*Activities*:
1. Condense the paragraph of the article on Manova News that begins "Rubikon is owned and operated" into a short list that keeps its main facts.
2. Repeat word for word the passage of the article on Manova News between "According to Initiative" and "within German society.", inclusive.

*Selected passage*:
'''

Manova News
- Website type: Journalism portal
- Available in: German
- Owner: Jens Wernicke
- Website: www.manova.news
- Commercial: Yes
- Registration: No
- Launched: 2017
- Current status: Active

= Manova News =

German online magazine

Manova News, formerly branded Rubikon, is a German online blog described to be following the Querfront strategy as well as spreading conspiracy ideologies. The motto of the blog is "Magazine for Freedom and Peace, Environment and Human Rights".

Owner, publisher and deputy editor-in-chief is the German Jens Wernicke. Editor-in-chief is Roland Rottenfußer.

== Economic and legal basis ==
Rubikon is owned and operated by Jens Wernicke's non-profit company called Initiative zur Demokratisierung der Meinungsbildung gemeinnützige GmbH (Initiative for the Democratization of Opinion Formation non-profit GmbH) and is based in Mainz. In 2017 Wernicke, Dr. Johannes Hofbauer (Wien) and Dirk Sadlowski founded and owned the company. In 2018 Jens Wernicke was sole shareholder and managing director. Since 2021 is Jana Pfligersdorffer sole shareholder and managing director. There was a change in 2023 due to trademark problems. The editorial office has moved and is now working under manova.news since 8 April 2023. The Manova.news-archive lists articles previously published in "Rubikon – The Magazine for the Critical Mass".

According to Initiative for the Democratization of Opinion Formation non-profit GmbH, the website is entirely financed by donations. When all company shares were in the sole ownership of editor-in-chief Wernicke, who was also the sole managing director.

== Content ==
Content on the website is written by various authors. In the early days of the blog, some authors supported Rubikon as an independend media outlet to amplify progressive discourse within German society.

German publicist Wolf Wetzel, who wrote at Rubikon from its foundation until his departure in 2018, criticized this construction for having „eine [...] klare [...] Hierarchie“ ("a [...] clear [...] hierarchy"): „Gesellschafter, Herausgeber, Geschäftsführer, Chefredakteur. Von »unten« gibt es kein Durchkommen, kein Gegengewicht, keine Form der »Gewaltenteilung«, keine Möglichkeit, den Kurs zu beeinflussen. Das Ganze hängt folglich ganz vom Goodwill des Herausgebers und Geschäftsführers ab, der sich gleichzeitig den Posten des Chefredakteurs zugedacht hat“ ("Shareholder, publisher, managing director, editor-in-chief. From »below« there is no getting through, no counterweight, no form of »separation of powers«, no possibility of influencing the course. The whole thing therefore depends entirely on the goodwill of the publisher and managing director, who has also intended to be editor-in-chief"). According to him, no effective influence is possible via the editorial statute.

'''

Records from a collection:
'''

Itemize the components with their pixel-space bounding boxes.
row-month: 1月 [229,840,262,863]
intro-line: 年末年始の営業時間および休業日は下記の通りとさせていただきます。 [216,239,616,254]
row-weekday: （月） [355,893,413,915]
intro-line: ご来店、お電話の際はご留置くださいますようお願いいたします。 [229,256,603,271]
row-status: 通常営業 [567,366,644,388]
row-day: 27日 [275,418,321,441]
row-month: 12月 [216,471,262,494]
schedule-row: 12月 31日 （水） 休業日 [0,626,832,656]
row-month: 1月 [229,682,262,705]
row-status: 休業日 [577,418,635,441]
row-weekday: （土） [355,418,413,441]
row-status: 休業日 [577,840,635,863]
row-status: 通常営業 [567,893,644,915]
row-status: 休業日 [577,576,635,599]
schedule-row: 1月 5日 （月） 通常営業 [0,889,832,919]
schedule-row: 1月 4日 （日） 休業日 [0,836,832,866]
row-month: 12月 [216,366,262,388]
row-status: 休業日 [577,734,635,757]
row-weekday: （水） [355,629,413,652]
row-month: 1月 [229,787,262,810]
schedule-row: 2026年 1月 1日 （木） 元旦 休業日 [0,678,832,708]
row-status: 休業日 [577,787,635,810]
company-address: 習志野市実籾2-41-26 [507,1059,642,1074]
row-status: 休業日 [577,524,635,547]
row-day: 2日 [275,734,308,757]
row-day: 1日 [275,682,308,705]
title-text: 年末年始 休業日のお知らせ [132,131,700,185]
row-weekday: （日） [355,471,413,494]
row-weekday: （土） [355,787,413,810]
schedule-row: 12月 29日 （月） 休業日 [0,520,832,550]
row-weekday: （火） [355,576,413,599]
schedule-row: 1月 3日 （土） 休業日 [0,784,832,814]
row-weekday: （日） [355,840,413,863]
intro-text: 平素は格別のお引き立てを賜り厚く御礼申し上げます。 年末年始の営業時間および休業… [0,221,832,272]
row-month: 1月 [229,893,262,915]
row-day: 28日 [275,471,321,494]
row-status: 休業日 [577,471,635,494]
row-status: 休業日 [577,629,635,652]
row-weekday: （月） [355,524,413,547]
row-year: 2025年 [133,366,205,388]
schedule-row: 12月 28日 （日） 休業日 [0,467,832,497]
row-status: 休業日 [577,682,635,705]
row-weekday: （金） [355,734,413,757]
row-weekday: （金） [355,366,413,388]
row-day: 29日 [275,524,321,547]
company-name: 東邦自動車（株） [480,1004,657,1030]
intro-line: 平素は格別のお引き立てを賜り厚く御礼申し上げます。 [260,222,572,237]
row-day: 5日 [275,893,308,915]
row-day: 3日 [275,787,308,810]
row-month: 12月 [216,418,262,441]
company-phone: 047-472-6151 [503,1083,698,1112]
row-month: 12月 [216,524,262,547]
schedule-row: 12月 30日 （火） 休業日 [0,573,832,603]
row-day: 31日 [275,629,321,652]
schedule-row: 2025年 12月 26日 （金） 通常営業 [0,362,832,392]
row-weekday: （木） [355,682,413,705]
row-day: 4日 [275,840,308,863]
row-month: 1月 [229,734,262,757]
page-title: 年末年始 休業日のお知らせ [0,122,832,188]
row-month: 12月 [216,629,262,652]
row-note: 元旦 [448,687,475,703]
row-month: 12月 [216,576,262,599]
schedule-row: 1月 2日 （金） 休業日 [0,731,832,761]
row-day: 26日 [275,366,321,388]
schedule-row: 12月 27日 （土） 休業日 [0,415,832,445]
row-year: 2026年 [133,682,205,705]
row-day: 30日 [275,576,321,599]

'''

*Answers provided*:
1.
- Rubikon, based in Mainz, is owned and operated by Jens Wernicke's non-profit company, Initiative zur Demokratisierung der Meinungsbildung gemeinnützige GmbH (Initiative for the Democratization of Opinion Formation non-profit GmbH).
- 2017: Wernicke, Dr. Johannes Hofbauer (Wien) and Dirk Sadlowski founded and owned the company.
- 2018: Wernicke was sole shareholder and managing director.
- Since 2021: Jana Pfligersdorffer has been sole shareholder and managing director.
- 2023: A change took place because of trademark problems. Since 8 April 2023, the editorial office has worked under manova.news, whose archive lists articles previously published in "Rubikon – The Magazine for the Critical Mass".

2.
According to Initiative for the Democratization of Opinion Formation non-profit GmbH, the website is entirely financed by donations. When all company shares were in the sole ownership of editor-in-chief Wernicke, who was also the sole managing director.

== Content ==
Content on the website is written by various authors. In the early days of the blog, some authors supported Rubikon as an independend media outlet to amplify progressive discourse within German society.